From the listing, collect all lines containing the word "JSON".

##########

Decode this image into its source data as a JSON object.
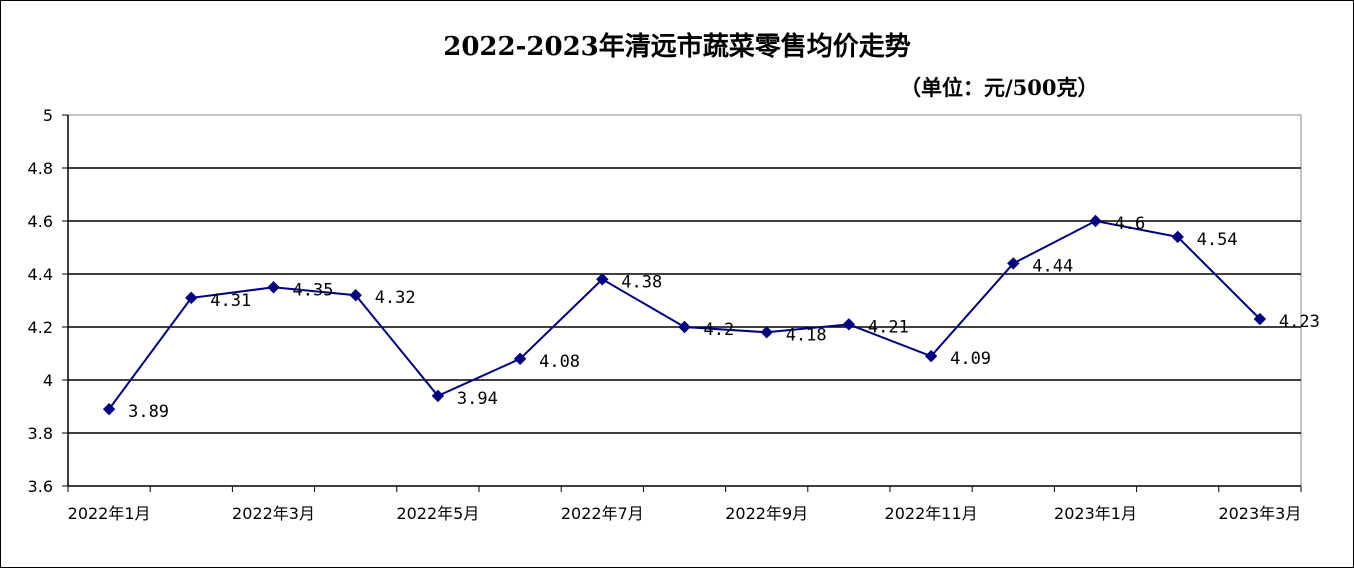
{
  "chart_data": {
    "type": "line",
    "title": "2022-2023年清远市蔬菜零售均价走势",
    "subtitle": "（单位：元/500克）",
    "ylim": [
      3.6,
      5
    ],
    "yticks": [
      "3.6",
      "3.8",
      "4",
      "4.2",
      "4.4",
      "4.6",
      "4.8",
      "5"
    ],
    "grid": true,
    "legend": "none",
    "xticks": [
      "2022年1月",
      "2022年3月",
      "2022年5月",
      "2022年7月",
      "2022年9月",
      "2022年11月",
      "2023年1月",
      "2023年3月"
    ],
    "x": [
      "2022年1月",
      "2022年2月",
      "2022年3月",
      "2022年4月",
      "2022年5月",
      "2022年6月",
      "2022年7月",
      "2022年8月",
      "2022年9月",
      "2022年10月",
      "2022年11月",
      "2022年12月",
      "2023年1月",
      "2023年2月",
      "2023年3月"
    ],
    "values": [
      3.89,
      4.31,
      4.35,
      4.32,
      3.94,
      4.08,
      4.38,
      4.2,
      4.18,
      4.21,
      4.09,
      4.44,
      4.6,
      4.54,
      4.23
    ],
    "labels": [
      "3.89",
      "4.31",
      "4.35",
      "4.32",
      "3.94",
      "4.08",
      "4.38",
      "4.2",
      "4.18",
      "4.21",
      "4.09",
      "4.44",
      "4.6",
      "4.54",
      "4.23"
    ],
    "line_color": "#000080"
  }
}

##########

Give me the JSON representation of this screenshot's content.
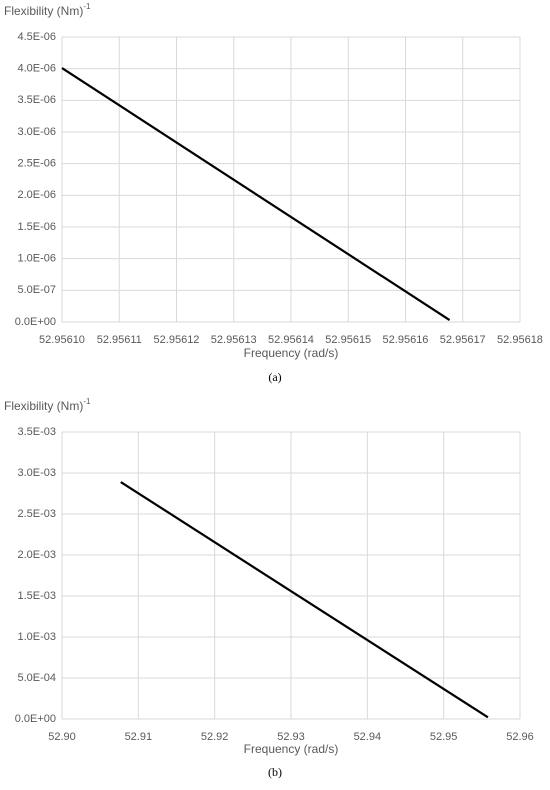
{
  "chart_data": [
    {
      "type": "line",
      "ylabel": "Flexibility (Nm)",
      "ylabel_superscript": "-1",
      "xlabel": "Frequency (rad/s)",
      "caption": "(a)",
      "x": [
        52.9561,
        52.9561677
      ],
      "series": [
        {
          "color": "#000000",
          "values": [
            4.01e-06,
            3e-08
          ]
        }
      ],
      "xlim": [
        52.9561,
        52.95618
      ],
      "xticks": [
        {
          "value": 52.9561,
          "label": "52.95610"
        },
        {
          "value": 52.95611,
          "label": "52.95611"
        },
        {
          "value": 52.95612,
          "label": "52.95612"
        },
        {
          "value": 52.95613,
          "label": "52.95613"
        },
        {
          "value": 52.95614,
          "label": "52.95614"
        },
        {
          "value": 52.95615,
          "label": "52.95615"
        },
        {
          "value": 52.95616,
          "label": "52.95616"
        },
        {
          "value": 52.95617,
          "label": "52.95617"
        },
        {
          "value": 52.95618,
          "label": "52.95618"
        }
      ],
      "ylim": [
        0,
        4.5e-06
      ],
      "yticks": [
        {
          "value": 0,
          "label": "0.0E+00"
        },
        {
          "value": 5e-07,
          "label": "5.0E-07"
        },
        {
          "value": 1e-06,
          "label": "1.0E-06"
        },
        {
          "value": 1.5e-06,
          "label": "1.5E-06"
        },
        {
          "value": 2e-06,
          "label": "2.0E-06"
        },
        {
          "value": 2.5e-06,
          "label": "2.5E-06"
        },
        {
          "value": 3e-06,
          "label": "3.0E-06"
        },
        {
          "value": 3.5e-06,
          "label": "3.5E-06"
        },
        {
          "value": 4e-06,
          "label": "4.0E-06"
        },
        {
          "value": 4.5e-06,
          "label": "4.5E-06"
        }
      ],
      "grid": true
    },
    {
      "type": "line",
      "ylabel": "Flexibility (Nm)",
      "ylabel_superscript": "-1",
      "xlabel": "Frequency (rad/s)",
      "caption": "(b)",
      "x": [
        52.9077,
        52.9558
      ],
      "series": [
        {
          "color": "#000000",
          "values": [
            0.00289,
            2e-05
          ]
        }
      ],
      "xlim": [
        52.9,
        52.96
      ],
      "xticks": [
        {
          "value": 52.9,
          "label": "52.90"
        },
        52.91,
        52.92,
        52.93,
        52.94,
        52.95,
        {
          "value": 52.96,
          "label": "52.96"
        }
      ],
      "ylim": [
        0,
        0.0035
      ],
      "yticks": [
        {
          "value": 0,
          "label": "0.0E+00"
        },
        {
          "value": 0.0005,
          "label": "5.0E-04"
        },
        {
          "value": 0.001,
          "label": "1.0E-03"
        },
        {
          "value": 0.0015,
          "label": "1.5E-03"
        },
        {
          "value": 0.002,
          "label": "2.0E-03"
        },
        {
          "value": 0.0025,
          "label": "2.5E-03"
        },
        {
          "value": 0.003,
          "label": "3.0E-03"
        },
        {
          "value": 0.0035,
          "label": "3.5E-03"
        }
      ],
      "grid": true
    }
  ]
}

##########

Written response:
Decode this image into its source data as a JSON object.
Give me the JSON representation of this screenshot's content.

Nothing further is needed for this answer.